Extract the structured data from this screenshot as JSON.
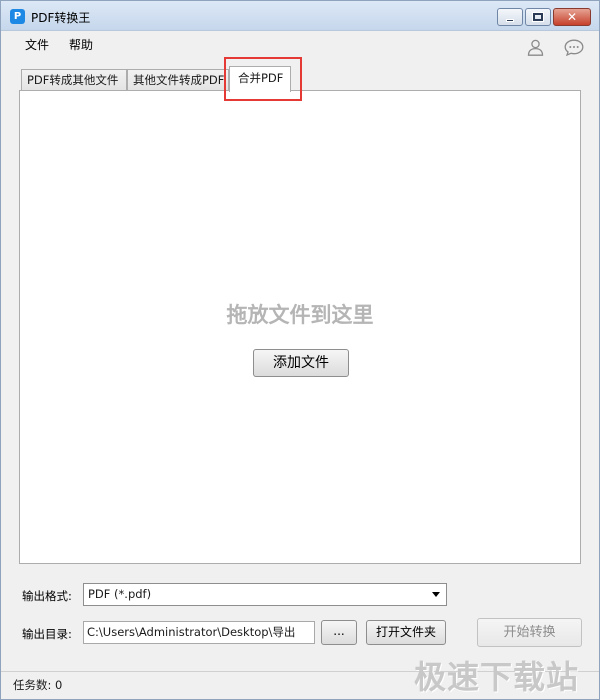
{
  "window": {
    "title": "PDF转换王",
    "logo_glyph": "P",
    "close_glyph": "✕"
  },
  "menu": {
    "items": [
      "文件",
      "帮助"
    ]
  },
  "tabs": [
    {
      "label": "PDF转成其他文件",
      "active": false
    },
    {
      "label": "其他文件转成PDF",
      "active": false
    },
    {
      "label": "合并PDF",
      "active": true
    }
  ],
  "panel": {
    "drop_hint": "拖放文件到这里",
    "add_button": "添加文件"
  },
  "form": {
    "format_label": "输出格式:",
    "format_value": "PDF (*.pdf)",
    "dir_label": "输出目录:",
    "dir_value": "C:\\Users\\Administrator\\Desktop\\导出",
    "browse_button": "...",
    "open_folder_button": "打开文件夹",
    "start_button": "开始转换"
  },
  "status": {
    "task_count": "任务数: 0"
  },
  "watermark": "极速下载站",
  "colors": {
    "accent": "#1e88e5",
    "highlight": "#e53935"
  },
  "icons": {
    "user": "user-icon",
    "chat": "chat-bubble-icon"
  }
}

————————

EXERCISE: Output all of the records exactly as they appear above, but not the pictures.

RESULT OF THE EXERCISE:
Extract the structured data from this screenshot as JSON.
{
  "window": {
    "title": "PDF转换王",
    "logo_glyph": "P",
    "close_glyph": "✕"
  },
  "menu": {
    "items": [
      "文件",
      "帮助"
    ]
  },
  "tabs": [
    {
      "label": "PDF转成其他文件",
      "active": false
    },
    {
      "label": "其他文件转成PDF",
      "active": false
    },
    {
      "label": "合并PDF",
      "active": true
    }
  ],
  "panel": {
    "drop_hint": "拖放文件到这里",
    "add_button": "添加文件"
  },
  "form": {
    "format_label": "输出格式:",
    "format_value": "PDF (*.pdf)",
    "dir_label": "输出目录:",
    "dir_value": "C:\\Users\\Administrator\\Desktop\\导出",
    "browse_button": "...",
    "open_folder_button": "打开文件夹",
    "start_button": "开始转换"
  },
  "status": {
    "task_count": "任务数: 0"
  },
  "watermark": "极速下载站",
  "colors": {
    "accent": "#1e88e5",
    "highlight": "#e53935"
  },
  "icons": {
    "user": "user-icon",
    "chat": "chat-bubble-icon"
  }
}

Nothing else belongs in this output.